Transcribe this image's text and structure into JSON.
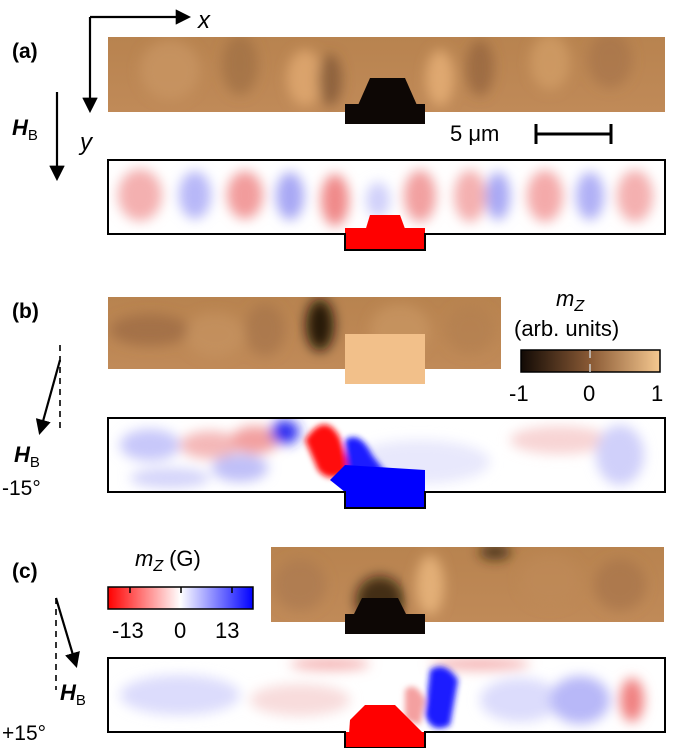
{
  "panels": [
    {
      "label": "(a)",
      "field_label": "H",
      "field_sub": "B",
      "angle": ""
    },
    {
      "label": "(b)",
      "field_label": "H",
      "field_sub": "B",
      "angle": "-15°"
    },
    {
      "label": "(c)",
      "field_label": "H",
      "field_sub": "B",
      "angle": "+15°"
    }
  ],
  "axes": {
    "x": "x",
    "y": "y"
  },
  "scalebar": {
    "label": "5 μm"
  },
  "colorbar_exp": {
    "title_var": "m",
    "title_sub": "Z",
    "units": "(arb. units)",
    "ticks": [
      "-1",
      "0",
      "1"
    ],
    "colors": [
      "#1a0f08",
      "#f2c08a"
    ]
  },
  "colorbar_sim": {
    "title_var": "m",
    "title_sub": "Z",
    "units": "(G)",
    "ticks": [
      "-13",
      "0",
      "13"
    ],
    "colors": [
      "#ff0000",
      "#ffffff",
      "#0000ff"
    ]
  }
}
════
Pictures are excluded; copy all other data exactly as shown.

> **ANSWER TO THIS EXERCISE**
Transcribe this image's text and structure into JSON.
{
  "panels": [
    {
      "label": "(a)",
      "field_label": "H",
      "field_sub": "B",
      "angle": ""
    },
    {
      "label": "(b)",
      "field_label": "H",
      "field_sub": "B",
      "angle": "-15°"
    },
    {
      "label": "(c)",
      "field_label": "H",
      "field_sub": "B",
      "angle": "+15°"
    }
  ],
  "axes": {
    "x": "x",
    "y": "y"
  },
  "scalebar": {
    "label": "5 μm"
  },
  "colorbar_exp": {
    "title_var": "m",
    "title_sub": "Z",
    "units": "(arb. units)",
    "ticks": [
      "-1",
      "0",
      "1"
    ],
    "colors": [
      "#1a0f08",
      "#f2c08a"
    ]
  },
  "colorbar_sim": {
    "title_var": "m",
    "title_sub": "Z",
    "units": "(G)",
    "ticks": [
      "-13",
      "0",
      "13"
    ],
    "colors": [
      "#ff0000",
      "#ffffff",
      "#0000ff"
    ]
  }
}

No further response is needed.